▶ [Exercise brief]
Without skipping anything, write out each record below exactly.

(Stored records)
* * * * * * *
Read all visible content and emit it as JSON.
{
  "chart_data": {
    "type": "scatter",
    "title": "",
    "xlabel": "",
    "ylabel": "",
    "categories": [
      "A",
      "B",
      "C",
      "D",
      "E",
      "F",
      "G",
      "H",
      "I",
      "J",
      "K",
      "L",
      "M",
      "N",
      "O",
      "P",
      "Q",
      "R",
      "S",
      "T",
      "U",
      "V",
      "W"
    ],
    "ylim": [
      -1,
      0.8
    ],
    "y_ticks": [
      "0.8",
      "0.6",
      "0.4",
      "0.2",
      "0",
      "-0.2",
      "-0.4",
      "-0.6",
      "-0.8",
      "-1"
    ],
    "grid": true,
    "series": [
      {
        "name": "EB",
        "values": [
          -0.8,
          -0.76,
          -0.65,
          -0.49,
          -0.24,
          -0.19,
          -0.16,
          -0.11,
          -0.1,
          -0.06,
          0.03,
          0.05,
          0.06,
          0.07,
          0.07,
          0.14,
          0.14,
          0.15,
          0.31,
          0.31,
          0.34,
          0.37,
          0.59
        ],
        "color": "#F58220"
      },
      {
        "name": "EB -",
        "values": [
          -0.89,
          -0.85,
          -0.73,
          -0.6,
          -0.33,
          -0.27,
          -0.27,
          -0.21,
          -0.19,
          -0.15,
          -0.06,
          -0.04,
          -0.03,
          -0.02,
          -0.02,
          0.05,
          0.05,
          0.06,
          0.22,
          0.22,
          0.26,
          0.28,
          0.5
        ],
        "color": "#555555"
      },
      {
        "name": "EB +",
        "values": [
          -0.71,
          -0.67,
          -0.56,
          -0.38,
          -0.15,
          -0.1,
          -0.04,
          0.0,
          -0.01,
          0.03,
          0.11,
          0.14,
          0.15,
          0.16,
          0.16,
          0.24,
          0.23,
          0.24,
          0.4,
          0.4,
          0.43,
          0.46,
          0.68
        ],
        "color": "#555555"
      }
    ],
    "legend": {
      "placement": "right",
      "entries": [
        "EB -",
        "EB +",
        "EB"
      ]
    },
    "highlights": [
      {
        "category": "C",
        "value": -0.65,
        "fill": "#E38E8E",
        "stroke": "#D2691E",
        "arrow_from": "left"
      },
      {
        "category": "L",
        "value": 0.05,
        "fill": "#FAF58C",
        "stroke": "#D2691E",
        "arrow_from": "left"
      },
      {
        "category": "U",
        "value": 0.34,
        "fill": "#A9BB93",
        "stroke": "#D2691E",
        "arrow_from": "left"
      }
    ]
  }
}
* * * * * * *
▶ [Response to this exercise]
Read all visible content and emit it as JSON.
{
  "chart_data": {
    "type": "scatter",
    "title": "",
    "xlabel": "",
    "ylabel": "",
    "categories": [
      "A",
      "B",
      "C",
      "D",
      "E",
      "F",
      "G",
      "H",
      "I",
      "J",
      "K",
      "L",
      "M",
      "N",
      "O",
      "P",
      "Q",
      "R",
      "S",
      "T",
      "U",
      "V",
      "W"
    ],
    "ylim": [
      -1,
      0.8
    ],
    "y_ticks": [
      "0.8",
      "0.6",
      "0.4",
      "0.2",
      "0",
      "-0.2",
      "-0.4",
      "-0.6",
      "-0.8",
      "-1"
    ],
    "grid": true,
    "series": [
      {
        "name": "EB",
        "values": [
          -0.8,
          -0.76,
          -0.65,
          -0.49,
          -0.24,
          -0.19,
          -0.16,
          -0.11,
          -0.1,
          -0.06,
          0.03,
          0.05,
          0.06,
          0.07,
          0.07,
          0.14,
          0.14,
          0.15,
          0.31,
          0.31,
          0.34,
          0.37,
          0.59
        ],
        "color": "#F58220"
      },
      {
        "name": "EB -",
        "values": [
          -0.89,
          -0.85,
          -0.73,
          -0.6,
          -0.33,
          -0.27,
          -0.27,
          -0.21,
          -0.19,
          -0.15,
          -0.06,
          -0.04,
          -0.03,
          -0.02,
          -0.02,
          0.05,
          0.05,
          0.06,
          0.22,
          0.22,
          0.26,
          0.28,
          0.5
        ],
        "color": "#555555"
      },
      {
        "name": "EB +",
        "values": [
          -0.71,
          -0.67,
          -0.56,
          -0.38,
          -0.15,
          -0.1,
          -0.04,
          0.0,
          -0.01,
          0.03,
          0.11,
          0.14,
          0.15,
          0.16,
          0.16,
          0.24,
          0.23,
          0.24,
          0.4,
          0.4,
          0.43,
          0.46,
          0.68
        ],
        "color": "#555555"
      }
    ],
    "legend": {
      "placement": "right",
      "entries": [
        "EB -",
        "EB +",
        "EB"
      ]
    },
    "highlights": [
      {
        "category": "C",
        "value": -0.65,
        "fill": "#E38E8E",
        "stroke": "#D2691E",
        "arrow_from": "left"
      },
      {
        "category": "L",
        "value": 0.05,
        "fill": "#FAF58C",
        "stroke": "#D2691E",
        "arrow_from": "left"
      },
      {
        "category": "U",
        "value": 0.34,
        "fill": "#A9BB93",
        "stroke": "#D2691E",
        "arrow_from": "left"
      }
    ]
  }
}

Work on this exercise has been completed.